§ What to produce
Copy out the listing in full, exactly as written, but not its pictures.
--- Entries ---
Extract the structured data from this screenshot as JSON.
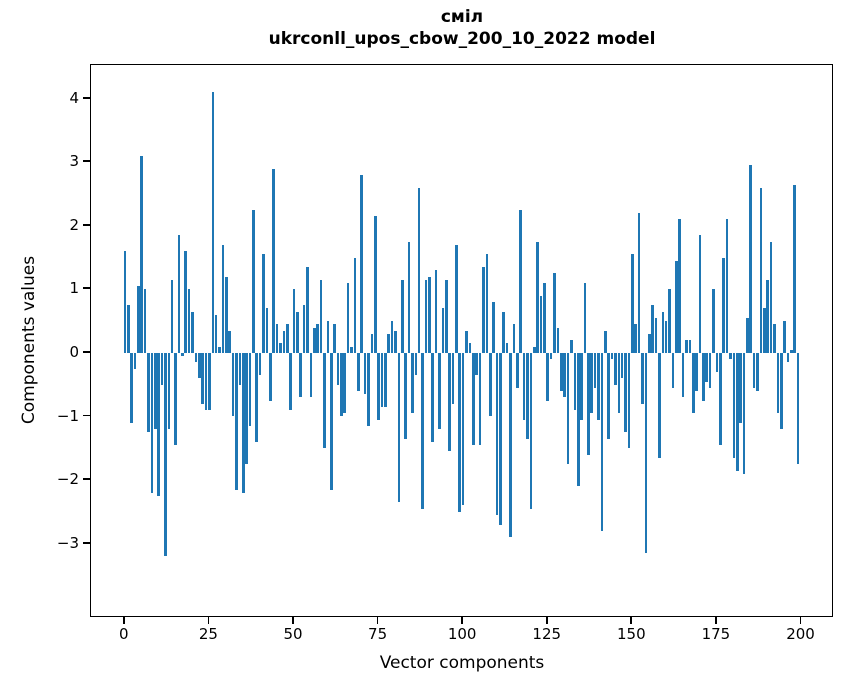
{
  "figure": {
    "background": "#ffffff",
    "title_line1": "сміл",
    "title_line2": "ukrconll_upos_cbow_200_10_2022 model"
  },
  "chart_data": {
    "type": "bar",
    "title": "сміл — ukrconll_upos_cbow_200_10_2022 model",
    "xlabel": "Vector components",
    "ylabel": "Components values",
    "bar_color": "#1f77b4",
    "axis_color": "#000000",
    "grid": false,
    "legend": "none",
    "xlim": [
      -10.0,
      209.6
    ],
    "ylim": [
      -4.17,
      4.53
    ],
    "x_ticks": [
      {
        "v": 0,
        "label": "0"
      },
      {
        "v": 25,
        "label": "25"
      },
      {
        "v": 50,
        "label": "50"
      },
      {
        "v": 75,
        "label": "75"
      },
      {
        "v": 100,
        "label": "100"
      },
      {
        "v": 125,
        "label": "125"
      },
      {
        "v": 150,
        "label": "150"
      },
      {
        "v": 175,
        "label": "175"
      },
      {
        "v": 200,
        "label": "200"
      }
    ],
    "y_ticks": [
      {
        "v": -3,
        "label": "−3"
      },
      {
        "v": -2,
        "label": "−2"
      },
      {
        "v": -1,
        "label": "−1"
      },
      {
        "v": 0,
        "label": "0"
      },
      {
        "v": 1,
        "label": "1"
      },
      {
        "v": 2,
        "label": "2"
      },
      {
        "v": 3,
        "label": "3"
      },
      {
        "v": 4,
        "label": "4"
      }
    ],
    "values": [
      1.6,
      0.75,
      -1.1,
      -0.25,
      1.05,
      3.1,
      1.0,
      -1.25,
      -2.2,
      -1.2,
      -2.25,
      -0.5,
      -3.2,
      -1.2,
      1.15,
      -1.45,
      1.85,
      -0.05,
      1.6,
      1.0,
      0.65,
      -0.15,
      -0.4,
      -0.8,
      -0.9,
      -0.9,
      4.1,
      0.6,
      0.1,
      1.7,
      1.2,
      0.35,
      -1.0,
      -2.15,
      -0.5,
      -2.2,
      -1.75,
      -1.15,
      2.25,
      -1.4,
      -0.35,
      1.55,
      0.7,
      -0.75,
      2.9,
      0.45,
      0.15,
      0.35,
      0.45,
      -0.9,
      1.0,
      0.65,
      -0.7,
      0.75,
      1.35,
      -0.7,
      0.4,
      0.45,
      1.15,
      -1.5,
      0.5,
      -2.15,
      0.45,
      -0.5,
      -1.0,
      -0.95,
      1.1,
      0.1,
      1.5,
      -0.6,
      2.8,
      -0.65,
      -1.15,
      0.3,
      2.15,
      -1.05,
      -0.85,
      -0.85,
      0.3,
      0.5,
      0.35,
      -2.35,
      1.15,
      -1.35,
      1.75,
      -0.95,
      -0.35,
      2.6,
      -2.45,
      1.15,
      1.2,
      -1.4,
      1.3,
      -1.2,
      0.7,
      1.15,
      -1.55,
      -0.8,
      1.7,
      -2.5,
      -2.4,
      0.35,
      0.15,
      -1.45,
      -0.35,
      -1.45,
      1.35,
      1.55,
      -1.0,
      0.8,
      -2.55,
      -2.7,
      0.65,
      0.15,
      -2.9,
      0.45,
      -0.55,
      2.25,
      -1.05,
      -1.35,
      -2.45,
      0.1,
      1.75,
      0.9,
      1.1,
      -0.75,
      -0.1,
      1.25,
      0.4,
      -0.6,
      -0.7,
      -1.75,
      0.2,
      -0.9,
      -2.1,
      -1.05,
      1.1,
      -1.6,
      -0.95,
      -0.55,
      -1.05,
      -2.8,
      0.35,
      -1.35,
      -0.1,
      -0.5,
      -0.95,
      -0.4,
      -1.25,
      -1.5,
      1.55,
      0.45,
      2.2,
      -0.8,
      -3.15,
      0.3,
      0.75,
      0.55,
      -1.65,
      0.65,
      0.5,
      1.0,
      -0.55,
      1.45,
      2.1,
      -0.7,
      0.2,
      0.2,
      -0.95,
      -0.6,
      1.85,
      -0.75,
      -0.45,
      -0.55,
      1.0,
      -0.3,
      -1.45,
      1.5,
      2.1,
      -0.1,
      -1.65,
      -1.85,
      -1.1,
      -1.9,
      0.55,
      2.95,
      -0.55,
      -0.6,
      2.6,
      0.7,
      1.15,
      1.75,
      0.45,
      -0.95,
      -1.2,
      0.5,
      -0.15,
      0.05,
      2.65,
      -1.75
    ]
  }
}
---
§ Exercise answer
Extract the structured data from this screenshot as JSON.
{
  "figure": {
    "background": "#ffffff",
    "title_line1": "сміл",
    "title_line2": "ukrconll_upos_cbow_200_10_2022 model"
  },
  "chart_data": {
    "type": "bar",
    "title": "сміл — ukrconll_upos_cbow_200_10_2022 model",
    "xlabel": "Vector components",
    "ylabel": "Components values",
    "bar_color": "#1f77b4",
    "axis_color": "#000000",
    "grid": false,
    "legend": "none",
    "xlim": [
      -10.0,
      209.6
    ],
    "ylim": [
      -4.17,
      4.53
    ],
    "x_ticks": [
      {
        "v": 0,
        "label": "0"
      },
      {
        "v": 25,
        "label": "25"
      },
      {
        "v": 50,
        "label": "50"
      },
      {
        "v": 75,
        "label": "75"
      },
      {
        "v": 100,
        "label": "100"
      },
      {
        "v": 125,
        "label": "125"
      },
      {
        "v": 150,
        "label": "150"
      },
      {
        "v": 175,
        "label": "175"
      },
      {
        "v": 200,
        "label": "200"
      }
    ],
    "y_ticks": [
      {
        "v": -3,
        "label": "−3"
      },
      {
        "v": -2,
        "label": "−2"
      },
      {
        "v": -1,
        "label": "−1"
      },
      {
        "v": 0,
        "label": "0"
      },
      {
        "v": 1,
        "label": "1"
      },
      {
        "v": 2,
        "label": "2"
      },
      {
        "v": 3,
        "label": "3"
      },
      {
        "v": 4,
        "label": "4"
      }
    ],
    "values": [
      1.6,
      0.75,
      -1.1,
      -0.25,
      1.05,
      3.1,
      1.0,
      -1.25,
      -2.2,
      -1.2,
      -2.25,
      -0.5,
      -3.2,
      -1.2,
      1.15,
      -1.45,
      1.85,
      -0.05,
      1.6,
      1.0,
      0.65,
      -0.15,
      -0.4,
      -0.8,
      -0.9,
      -0.9,
      4.1,
      0.6,
      0.1,
      1.7,
      1.2,
      0.35,
      -1.0,
      -2.15,
      -0.5,
      -2.2,
      -1.75,
      -1.15,
      2.25,
      -1.4,
      -0.35,
      1.55,
      0.7,
      -0.75,
      2.9,
      0.45,
      0.15,
      0.35,
      0.45,
      -0.9,
      1.0,
      0.65,
      -0.7,
      0.75,
      1.35,
      -0.7,
      0.4,
      0.45,
      1.15,
      -1.5,
      0.5,
      -2.15,
      0.45,
      -0.5,
      -1.0,
      -0.95,
      1.1,
      0.1,
      1.5,
      -0.6,
      2.8,
      -0.65,
      -1.15,
      0.3,
      2.15,
      -1.05,
      -0.85,
      -0.85,
      0.3,
      0.5,
      0.35,
      -2.35,
      1.15,
      -1.35,
      1.75,
      -0.95,
      -0.35,
      2.6,
      -2.45,
      1.15,
      1.2,
      -1.4,
      1.3,
      -1.2,
      0.7,
      1.15,
      -1.55,
      -0.8,
      1.7,
      -2.5,
      -2.4,
      0.35,
      0.15,
      -1.45,
      -0.35,
      -1.45,
      1.35,
      1.55,
      -1.0,
      0.8,
      -2.55,
      -2.7,
      0.65,
      0.15,
      -2.9,
      0.45,
      -0.55,
      2.25,
      -1.05,
      -1.35,
      -2.45,
      0.1,
      1.75,
      0.9,
      1.1,
      -0.75,
      -0.1,
      1.25,
      0.4,
      -0.6,
      -0.7,
      -1.75,
      0.2,
      -0.9,
      -2.1,
      -1.05,
      1.1,
      -1.6,
      -0.95,
      -0.55,
      -1.05,
      -2.8,
      0.35,
      -1.35,
      -0.1,
      -0.5,
      -0.95,
      -0.4,
      -1.25,
      -1.5,
      1.55,
      0.45,
      2.2,
      -0.8,
      -3.15,
      0.3,
      0.75,
      0.55,
      -1.65,
      0.65,
      0.5,
      1.0,
      -0.55,
      1.45,
      2.1,
      -0.7,
      0.2,
      0.2,
      -0.95,
      -0.6,
      1.85,
      -0.75,
      -0.45,
      -0.55,
      1.0,
      -0.3,
      -1.45,
      1.5,
      2.1,
      -0.1,
      -1.65,
      -1.85,
      -1.1,
      -1.9,
      0.55,
      2.95,
      -0.55,
      -0.6,
      2.6,
      0.7,
      1.15,
      1.75,
      0.45,
      -0.95,
      -1.2,
      0.5,
      -0.15,
      0.05,
      2.65,
      -1.75
    ]
  }
}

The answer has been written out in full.